§ Problem to solve
Every record that follows should be printed verbatim.

§ Records for processing
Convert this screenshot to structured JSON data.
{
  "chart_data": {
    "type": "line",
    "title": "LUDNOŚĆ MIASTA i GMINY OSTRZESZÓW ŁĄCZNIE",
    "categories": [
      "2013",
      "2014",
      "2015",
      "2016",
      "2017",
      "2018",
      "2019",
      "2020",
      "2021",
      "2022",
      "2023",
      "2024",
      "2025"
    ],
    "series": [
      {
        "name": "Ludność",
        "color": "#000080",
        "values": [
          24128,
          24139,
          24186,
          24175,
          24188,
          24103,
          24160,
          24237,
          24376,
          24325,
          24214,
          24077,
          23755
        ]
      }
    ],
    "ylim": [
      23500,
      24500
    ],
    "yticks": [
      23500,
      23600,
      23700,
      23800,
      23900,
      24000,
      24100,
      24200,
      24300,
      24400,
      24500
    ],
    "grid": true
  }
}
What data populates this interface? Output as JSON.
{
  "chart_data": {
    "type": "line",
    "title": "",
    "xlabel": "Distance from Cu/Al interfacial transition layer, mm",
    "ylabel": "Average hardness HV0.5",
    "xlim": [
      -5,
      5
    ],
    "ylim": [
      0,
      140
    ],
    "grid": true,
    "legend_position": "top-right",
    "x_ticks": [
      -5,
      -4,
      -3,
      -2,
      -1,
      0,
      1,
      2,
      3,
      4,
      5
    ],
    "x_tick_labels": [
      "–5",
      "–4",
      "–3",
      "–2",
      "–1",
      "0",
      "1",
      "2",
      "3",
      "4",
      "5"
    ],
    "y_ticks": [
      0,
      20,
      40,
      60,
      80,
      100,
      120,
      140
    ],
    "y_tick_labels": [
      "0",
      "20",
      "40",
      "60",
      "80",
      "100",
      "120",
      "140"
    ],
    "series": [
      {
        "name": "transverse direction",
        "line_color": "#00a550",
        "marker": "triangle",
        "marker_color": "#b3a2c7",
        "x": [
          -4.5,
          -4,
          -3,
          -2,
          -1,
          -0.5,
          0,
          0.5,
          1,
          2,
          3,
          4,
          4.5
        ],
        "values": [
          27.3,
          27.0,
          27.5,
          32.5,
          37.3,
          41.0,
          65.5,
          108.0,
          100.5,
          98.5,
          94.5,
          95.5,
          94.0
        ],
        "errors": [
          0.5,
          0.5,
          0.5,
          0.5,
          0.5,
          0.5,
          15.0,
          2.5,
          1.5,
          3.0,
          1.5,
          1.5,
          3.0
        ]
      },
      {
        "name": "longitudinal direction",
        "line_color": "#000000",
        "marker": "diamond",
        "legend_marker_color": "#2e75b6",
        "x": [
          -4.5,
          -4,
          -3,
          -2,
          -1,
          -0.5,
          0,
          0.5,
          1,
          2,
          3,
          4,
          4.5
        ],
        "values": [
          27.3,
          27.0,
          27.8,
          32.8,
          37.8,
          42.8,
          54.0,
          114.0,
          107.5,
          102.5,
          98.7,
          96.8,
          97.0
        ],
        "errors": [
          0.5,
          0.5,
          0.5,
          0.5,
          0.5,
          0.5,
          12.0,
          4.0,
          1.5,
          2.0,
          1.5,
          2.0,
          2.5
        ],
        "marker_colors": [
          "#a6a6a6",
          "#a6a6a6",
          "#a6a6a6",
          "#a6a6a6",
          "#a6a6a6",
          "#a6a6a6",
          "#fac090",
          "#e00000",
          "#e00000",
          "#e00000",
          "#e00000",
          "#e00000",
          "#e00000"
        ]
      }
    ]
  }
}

§ Result of this exercise
Convert this screenshot to structured JSON data.
{
  "chart_data": {
    "type": "line",
    "title": "LUDNOŚĆ MIASTA i GMINY OSTRZESZÓW ŁĄCZNIE",
    "categories": [
      "2013",
      "2014",
      "2015",
      "2016",
      "2017",
      "2018",
      "2019",
      "2020",
      "2021",
      "2022",
      "2023",
      "2024",
      "2025"
    ],
    "series": [
      {
        "name": "Ludność",
        "color": "#000080",
        "values": [
          24128,
          24139,
          24186,
          24175,
          24188,
          24103,
          24160,
          24237,
          24376,
          24325,
          24214,
          24077,
          23755
        ]
      }
    ],
    "ylim": [
      23500,
      24500
    ],
    "yticks": [
      23500,
      23600,
      23700,
      23800,
      23900,
      24000,
      24100,
      24200,
      24300,
      24400,
      24500
    ],
    "grid": true
  }
}
What data populates this interface? Output as JSON.
{
  "chart_data": {
    "type": "line",
    "title": "",
    "xlabel": "Distance from Cu/Al interfacial transition layer, mm",
    "ylabel": "Average hardness HV0.5",
    "xlim": [
      -5,
      5
    ],
    "ylim": [
      0,
      140
    ],
    "grid": true,
    "legend_position": "top-right",
    "x_ticks": [
      -5,
      -4,
      -3,
      -2,
      -1,
      0,
      1,
      2,
      3,
      4,
      5
    ],
    "x_tick_labels": [
      "–5",
      "–4",
      "–3",
      "–2",
      "–1",
      "0",
      "1",
      "2",
      "3",
      "4",
      "5"
    ],
    "y_ticks": [
      0,
      20,
      40,
      60,
      80,
      100,
      120,
      140
    ],
    "y_tick_labels": [
      "0",
      "20",
      "40",
      "60",
      "80",
      "100",
      "120",
      "140"
    ],
    "series": [
      {
        "name": "transverse direction",
        "line_color": "#00a550",
        "marker": "triangle",
        "marker_color": "#b3a2c7",
        "x": [
          -4.5,
          -4,
          -3,
          -2,
          -1,
          -0.5,
          0,
          0.5,
          1,
          2,
          3,
          4,
          4.5
        ],
        "values": [
          27.3,
          27.0,
          27.5,
          32.5,
          37.3,
          41.0,
          65.5,
          108.0,
          100.5,
          98.5,
          94.5,
          95.5,
          94.0
        ],
        "errors": [
          0.5,
          0.5,
          0.5,
          0.5,
          0.5,
          0.5,
          15.0,
          2.5,
          1.5,
          3.0,
          1.5,
          1.5,
          3.0
        ]
      },
      {
        "name": "longitudinal direction",
        "line_color": "#000000",
        "marker": "diamond",
        "legend_marker_color": "#2e75b6",
        "x": [
          -4.5,
          -4,
          -3,
          -2,
          -1,
          -0.5,
          0,
          0.5,
          1,
          2,
          3,
          4,
          4.5
        ],
        "values": [
          27.3,
          27.0,
          27.8,
          32.8,
          37.8,
          42.8,
          54.0,
          114.0,
          107.5,
          102.5,
          98.7,
          96.8,
          97.0
        ],
        "errors": [
          0.5,
          0.5,
          0.5,
          0.5,
          0.5,
          0.5,
          12.0,
          4.0,
          1.5,
          2.0,
          1.5,
          2.0,
          2.5
        ],
        "marker_colors": [
          "#a6a6a6",
          "#a6a6a6",
          "#a6a6a6",
          "#a6a6a6",
          "#a6a6a6",
          "#a6a6a6",
          "#fac090",
          "#e00000",
          "#e00000",
          "#e00000",
          "#e00000",
          "#e00000",
          "#e00000"
        ]
      }
    ]
  }
}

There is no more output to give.